Lines with the string "gallinas" must each be copied from the listing.

SUPPLIED DATA:
+++++

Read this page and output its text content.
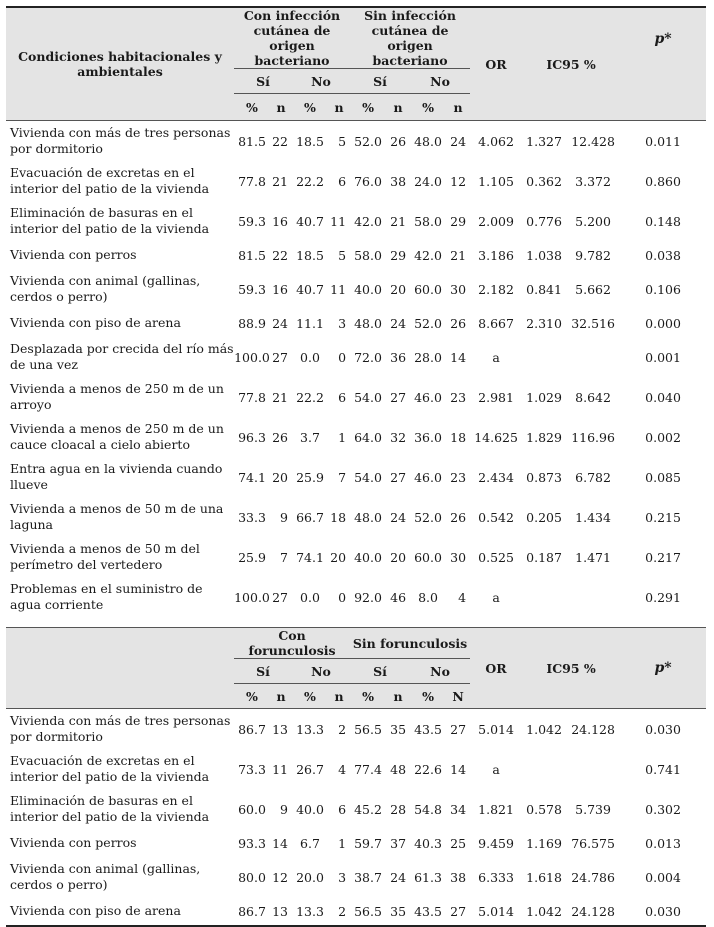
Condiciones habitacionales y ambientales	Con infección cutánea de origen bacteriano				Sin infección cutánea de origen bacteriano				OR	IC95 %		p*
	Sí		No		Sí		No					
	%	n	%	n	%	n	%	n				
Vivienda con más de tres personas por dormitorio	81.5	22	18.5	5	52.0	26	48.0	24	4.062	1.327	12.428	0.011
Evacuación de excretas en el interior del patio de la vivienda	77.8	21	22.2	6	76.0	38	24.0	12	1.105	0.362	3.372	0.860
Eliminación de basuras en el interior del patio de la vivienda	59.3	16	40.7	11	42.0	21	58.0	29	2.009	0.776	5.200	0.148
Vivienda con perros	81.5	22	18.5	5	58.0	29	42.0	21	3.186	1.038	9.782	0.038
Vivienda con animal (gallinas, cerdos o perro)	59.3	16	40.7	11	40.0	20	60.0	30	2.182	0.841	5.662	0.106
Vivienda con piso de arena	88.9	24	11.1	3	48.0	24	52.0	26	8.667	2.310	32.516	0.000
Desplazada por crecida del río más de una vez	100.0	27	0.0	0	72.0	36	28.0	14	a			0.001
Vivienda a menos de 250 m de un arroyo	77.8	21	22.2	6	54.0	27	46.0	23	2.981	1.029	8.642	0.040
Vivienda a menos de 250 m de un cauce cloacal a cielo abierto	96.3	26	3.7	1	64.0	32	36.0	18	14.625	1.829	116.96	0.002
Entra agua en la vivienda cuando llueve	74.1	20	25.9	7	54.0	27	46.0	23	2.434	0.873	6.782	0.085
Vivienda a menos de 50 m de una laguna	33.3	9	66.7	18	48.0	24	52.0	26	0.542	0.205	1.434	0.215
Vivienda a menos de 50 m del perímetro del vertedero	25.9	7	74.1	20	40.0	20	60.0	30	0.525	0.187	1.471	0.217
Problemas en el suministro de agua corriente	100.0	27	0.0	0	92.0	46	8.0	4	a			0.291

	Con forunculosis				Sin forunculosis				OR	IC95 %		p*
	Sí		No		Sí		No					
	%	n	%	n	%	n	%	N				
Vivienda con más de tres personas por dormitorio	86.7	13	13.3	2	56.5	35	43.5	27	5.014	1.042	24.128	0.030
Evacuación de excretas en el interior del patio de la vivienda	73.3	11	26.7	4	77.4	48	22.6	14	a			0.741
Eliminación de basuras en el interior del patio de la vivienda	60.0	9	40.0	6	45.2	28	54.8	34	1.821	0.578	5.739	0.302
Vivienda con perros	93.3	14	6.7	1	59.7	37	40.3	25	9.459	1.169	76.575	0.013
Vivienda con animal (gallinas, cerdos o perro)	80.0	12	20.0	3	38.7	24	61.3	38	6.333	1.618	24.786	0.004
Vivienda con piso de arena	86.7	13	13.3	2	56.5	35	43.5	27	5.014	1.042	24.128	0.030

+++++

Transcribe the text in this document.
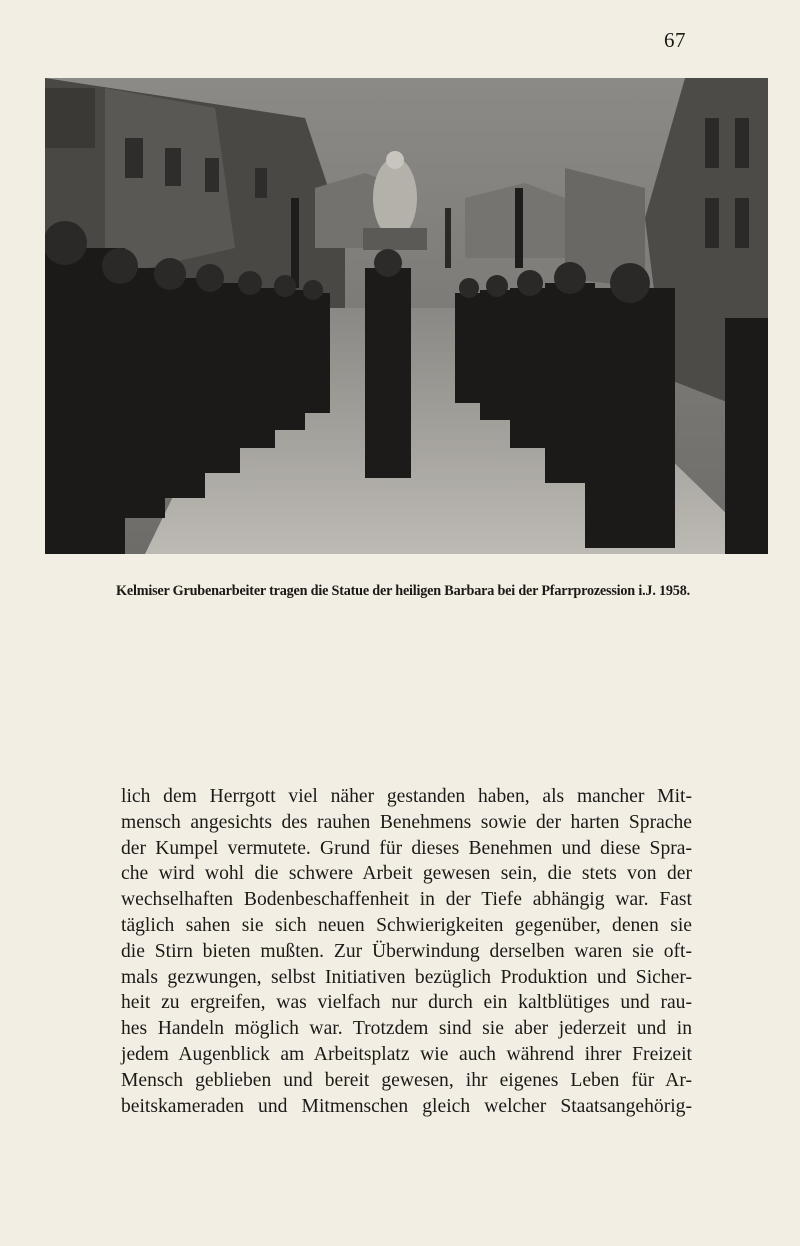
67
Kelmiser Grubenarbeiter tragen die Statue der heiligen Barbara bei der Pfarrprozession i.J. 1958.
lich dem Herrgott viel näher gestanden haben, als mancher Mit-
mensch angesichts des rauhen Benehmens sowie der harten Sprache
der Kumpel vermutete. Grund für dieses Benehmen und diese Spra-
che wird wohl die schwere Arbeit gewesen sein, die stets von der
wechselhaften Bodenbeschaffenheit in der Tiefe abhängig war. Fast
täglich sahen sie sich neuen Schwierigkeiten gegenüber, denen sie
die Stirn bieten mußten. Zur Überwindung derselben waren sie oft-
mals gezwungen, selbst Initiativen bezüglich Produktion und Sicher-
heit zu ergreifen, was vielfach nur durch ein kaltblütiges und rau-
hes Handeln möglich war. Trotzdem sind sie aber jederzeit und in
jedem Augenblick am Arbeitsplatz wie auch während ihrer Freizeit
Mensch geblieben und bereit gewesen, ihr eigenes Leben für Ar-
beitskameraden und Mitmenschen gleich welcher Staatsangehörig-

+++++

RESPONSE BOX:
Vivienda con animal (gallinas, cerdos o perro)	59.3	16	40.7	11	40.0	20	60.0	30	2.182	0.841	5.662	0.106
Vivienda con animal (gallinas, cerdos o perro)	80.0	12	20.0	3	38.7	24	61.3	38	6.333	1.618	24.786	0.004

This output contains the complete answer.